_SET EXERCISE_.
Output nothing but the number of lines that include the word "dchirp".

Data listing:
_ _ _ _ _ _ _

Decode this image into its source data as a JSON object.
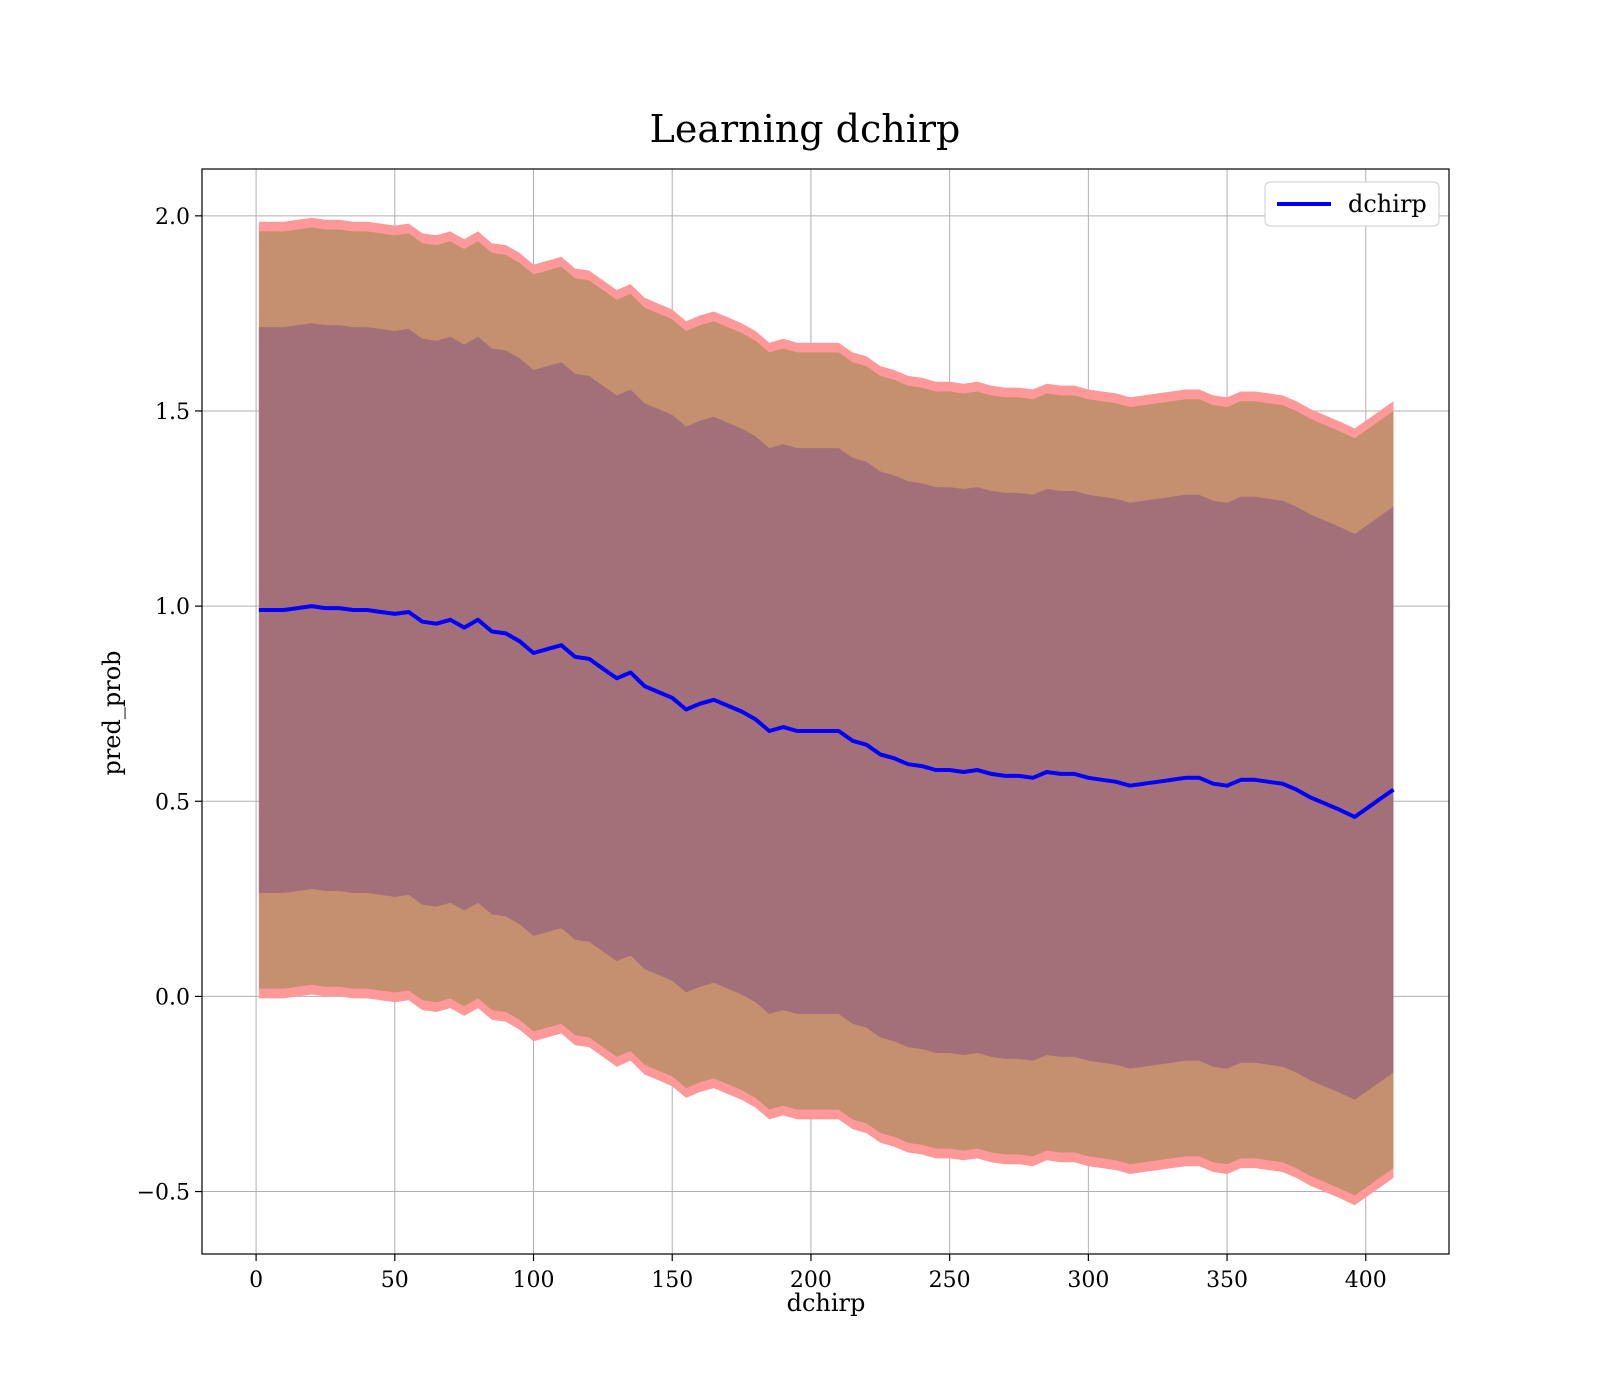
{
  "chart_data": {
    "type": "line",
    "title": "Learning dchirp",
    "xlabel": "dchirp",
    "ylabel": "pred_prob",
    "xlim": [
      -19.5,
      430
    ],
    "ylim": [
      -0.66,
      2.12
    ],
    "xticks": [
      0,
      50,
      100,
      150,
      200,
      250,
      300,
      350,
      400
    ],
    "yticks": [
      -0.5,
      0.0,
      0.5,
      1.0,
      1.5,
      2.0
    ],
    "ytick_labels": [
      "−0.5",
      "0.0",
      "0.5",
      "1.0",
      "1.5",
      "2.0"
    ],
    "grid": true,
    "legend_position": "top-right",
    "colors": {
      "line": "#0000ff",
      "outer_band": "#ff9999",
      "middle_band": "#c4906f",
      "inner_band": "#a3707a",
      "grid": "#b0b0b0"
    },
    "series": [
      {
        "name": "dchirp",
        "x": [
          1,
          5,
          10,
          15,
          20,
          25,
          30,
          35,
          40,
          45,
          50,
          55,
          60,
          65,
          70,
          75,
          80,
          85,
          90,
          95,
          100,
          105,
          110,
          115,
          120,
          125,
          130,
          135,
          140,
          145,
          150,
          155,
          160,
          165,
          170,
          175,
          180,
          185,
          190,
          195,
          200,
          205,
          210,
          215,
          220,
          225,
          230,
          235,
          240,
          245,
          250,
          255,
          260,
          265,
          270,
          275,
          280,
          285,
          290,
          295,
          300,
          305,
          310,
          315,
          320,
          325,
          330,
          335,
          340,
          345,
          350,
          355,
          360,
          365,
          370,
          375,
          380,
          385,
          390,
          396,
          400,
          405,
          410
        ],
        "y": [
          0.99,
          0.99,
          0.99,
          0.995,
          1.0,
          0.995,
          0.995,
          0.99,
          0.99,
          0.985,
          0.98,
          0.985,
          0.96,
          0.955,
          0.965,
          0.945,
          0.965,
          0.935,
          0.93,
          0.91,
          0.88,
          0.89,
          0.9,
          0.87,
          0.865,
          0.84,
          0.815,
          0.83,
          0.795,
          0.78,
          0.765,
          0.735,
          0.75,
          0.76,
          0.745,
          0.73,
          0.71,
          0.68,
          0.69,
          0.68,
          0.68,
          0.68,
          0.68,
          0.655,
          0.645,
          0.62,
          0.61,
          0.595,
          0.59,
          0.58,
          0.58,
          0.575,
          0.58,
          0.57,
          0.565,
          0.565,
          0.56,
          0.575,
          0.57,
          0.57,
          0.56,
          0.555,
          0.55,
          0.54,
          0.545,
          0.55,
          0.555,
          0.56,
          0.56,
          0.545,
          0.54,
          0.555,
          0.555,
          0.55,
          0.545,
          0.53,
          0.51,
          0.495,
          0.48,
          0.46,
          0.48,
          0.505,
          0.53
        ]
      }
    ]
  }
}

_ _ _ _ _ _ _

_SOLUTION FOR THIS EXERCISE_.
3